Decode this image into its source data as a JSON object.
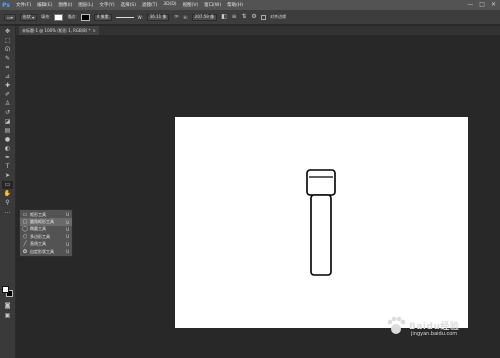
{
  "app": {
    "logo": "Ps"
  },
  "menu": [
    "文件(F)",
    "编辑(E)",
    "图像(I)",
    "图层(L)",
    "文字(Y)",
    "选择(S)",
    "滤镜(T)",
    "3D(D)",
    "视图(V)",
    "窗口(W)",
    "帮助(H)"
  ],
  "window_controls": {
    "minimize": "—",
    "maximize": "□",
    "close": "✕"
  },
  "options": {
    "mode": "形状",
    "fill_label": "填充:",
    "stroke_label": "描边:",
    "stroke_width": "4 像素",
    "w_label": "W:",
    "w_value": "36.11 像",
    "h_label": "H:",
    "h_value": "207.59 像",
    "align_edges": "对齐边缘"
  },
  "document": {
    "tab_title": "未标题-1 @ 100% (矩形 1, RGB/8) *",
    "tab_close": "×"
  },
  "flyout": [
    {
      "label": "矩形工具",
      "key": "U",
      "icon": "rectangle-icon"
    },
    {
      "label": "圆角矩形工具",
      "key": "U",
      "icon": "rounded-rectangle-icon",
      "selected": true
    },
    {
      "label": "椭圆工具",
      "key": "U",
      "icon": "ellipse-icon"
    },
    {
      "label": "多边形工具",
      "key": "U",
      "icon": "polygon-icon"
    },
    {
      "label": "直线工具",
      "key": "U",
      "icon": "line-icon"
    },
    {
      "label": "自定形状工具",
      "key": "U",
      "icon": "custom-shape-icon"
    }
  ],
  "watermark": {
    "text": "Baidu经验",
    "url": "jingyan.baidu.com"
  },
  "colors": {
    "foreground": "#ffffff",
    "background": "#000000",
    "canvas": "#ffffff"
  }
}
════════════════
* DIRECTIVE *
The records shown above are to be repeated exactly, with the pictures left out.

* SOLUTION TO THIS TASK *
Decode this image into its source data as a JSON object.
{
  "app": {
    "logo": "Ps"
  },
  "menu": [
    "文件(F)",
    "编辑(E)",
    "图像(I)",
    "图层(L)",
    "文字(Y)",
    "选择(S)",
    "滤镜(T)",
    "3D(D)",
    "视图(V)",
    "窗口(W)",
    "帮助(H)"
  ],
  "window_controls": {
    "minimize": "—",
    "maximize": "□",
    "close": "✕"
  },
  "options": {
    "mode": "形状",
    "fill_label": "填充:",
    "stroke_label": "描边:",
    "stroke_width": "4 像素",
    "w_label": "W:",
    "w_value": "36.11 像",
    "h_label": "H:",
    "h_value": "207.59 像",
    "align_edges": "对齐边缘"
  },
  "document": {
    "tab_title": "未标题-1 @ 100% (矩形 1, RGB/8) *",
    "tab_close": "×"
  },
  "flyout": [
    {
      "label": "矩形工具",
      "key": "U",
      "icon": "rectangle-icon"
    },
    {
      "label": "圆角矩形工具",
      "key": "U",
      "icon": "rounded-rectangle-icon",
      "selected": true
    },
    {
      "label": "椭圆工具",
      "key": "U",
      "icon": "ellipse-icon"
    },
    {
      "label": "多边形工具",
      "key": "U",
      "icon": "polygon-icon"
    },
    {
      "label": "直线工具",
      "key": "U",
      "icon": "line-icon"
    },
    {
      "label": "自定形状工具",
      "key": "U",
      "icon": "custom-shape-icon"
    }
  ],
  "watermark": {
    "text": "Baidu经验",
    "url": "jingyan.baidu.com"
  },
  "colors": {
    "foreground": "#ffffff",
    "background": "#000000",
    "canvas": "#ffffff"
  }
}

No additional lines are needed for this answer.